*Work to complete*
Work through the material below and count the lines holding the word "screenshot"; give that count and nothing more.

== Extracted information ==

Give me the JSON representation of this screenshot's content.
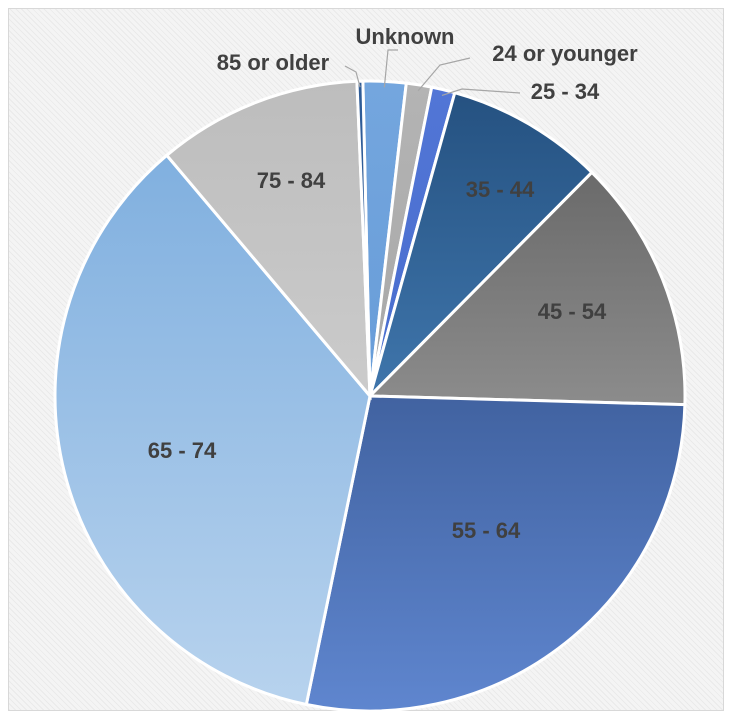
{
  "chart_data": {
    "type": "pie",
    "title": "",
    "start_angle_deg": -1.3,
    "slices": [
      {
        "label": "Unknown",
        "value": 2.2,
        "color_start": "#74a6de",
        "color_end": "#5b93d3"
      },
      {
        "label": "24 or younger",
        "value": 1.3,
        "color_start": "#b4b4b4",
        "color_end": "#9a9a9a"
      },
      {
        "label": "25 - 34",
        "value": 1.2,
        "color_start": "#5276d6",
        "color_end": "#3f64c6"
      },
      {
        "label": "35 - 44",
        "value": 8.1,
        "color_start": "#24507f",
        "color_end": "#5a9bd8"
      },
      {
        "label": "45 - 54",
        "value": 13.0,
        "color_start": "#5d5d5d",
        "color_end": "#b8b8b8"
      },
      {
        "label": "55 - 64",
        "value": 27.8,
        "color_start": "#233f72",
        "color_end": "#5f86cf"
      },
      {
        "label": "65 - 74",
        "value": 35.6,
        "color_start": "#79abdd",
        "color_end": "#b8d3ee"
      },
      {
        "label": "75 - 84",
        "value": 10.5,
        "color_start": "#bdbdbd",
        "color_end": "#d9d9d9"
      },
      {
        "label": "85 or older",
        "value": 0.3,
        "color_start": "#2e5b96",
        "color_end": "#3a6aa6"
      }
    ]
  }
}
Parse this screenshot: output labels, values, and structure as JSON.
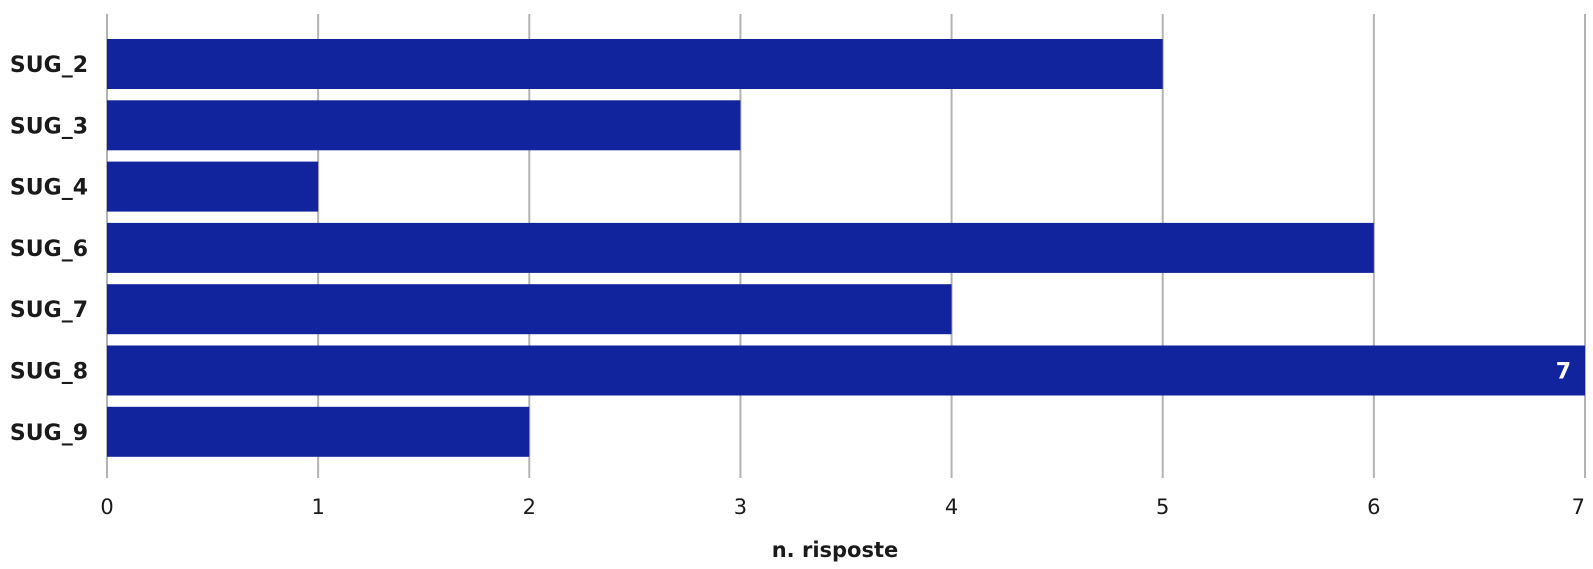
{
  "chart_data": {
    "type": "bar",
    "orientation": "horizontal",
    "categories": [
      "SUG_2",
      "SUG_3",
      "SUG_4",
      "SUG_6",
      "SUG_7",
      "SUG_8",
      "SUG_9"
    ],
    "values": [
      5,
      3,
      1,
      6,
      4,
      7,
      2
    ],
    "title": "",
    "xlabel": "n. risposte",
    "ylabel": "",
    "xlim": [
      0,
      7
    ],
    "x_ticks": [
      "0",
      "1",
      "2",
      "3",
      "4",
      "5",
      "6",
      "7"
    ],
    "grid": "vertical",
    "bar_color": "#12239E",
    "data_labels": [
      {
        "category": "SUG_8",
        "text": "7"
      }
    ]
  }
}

===

*The response*
2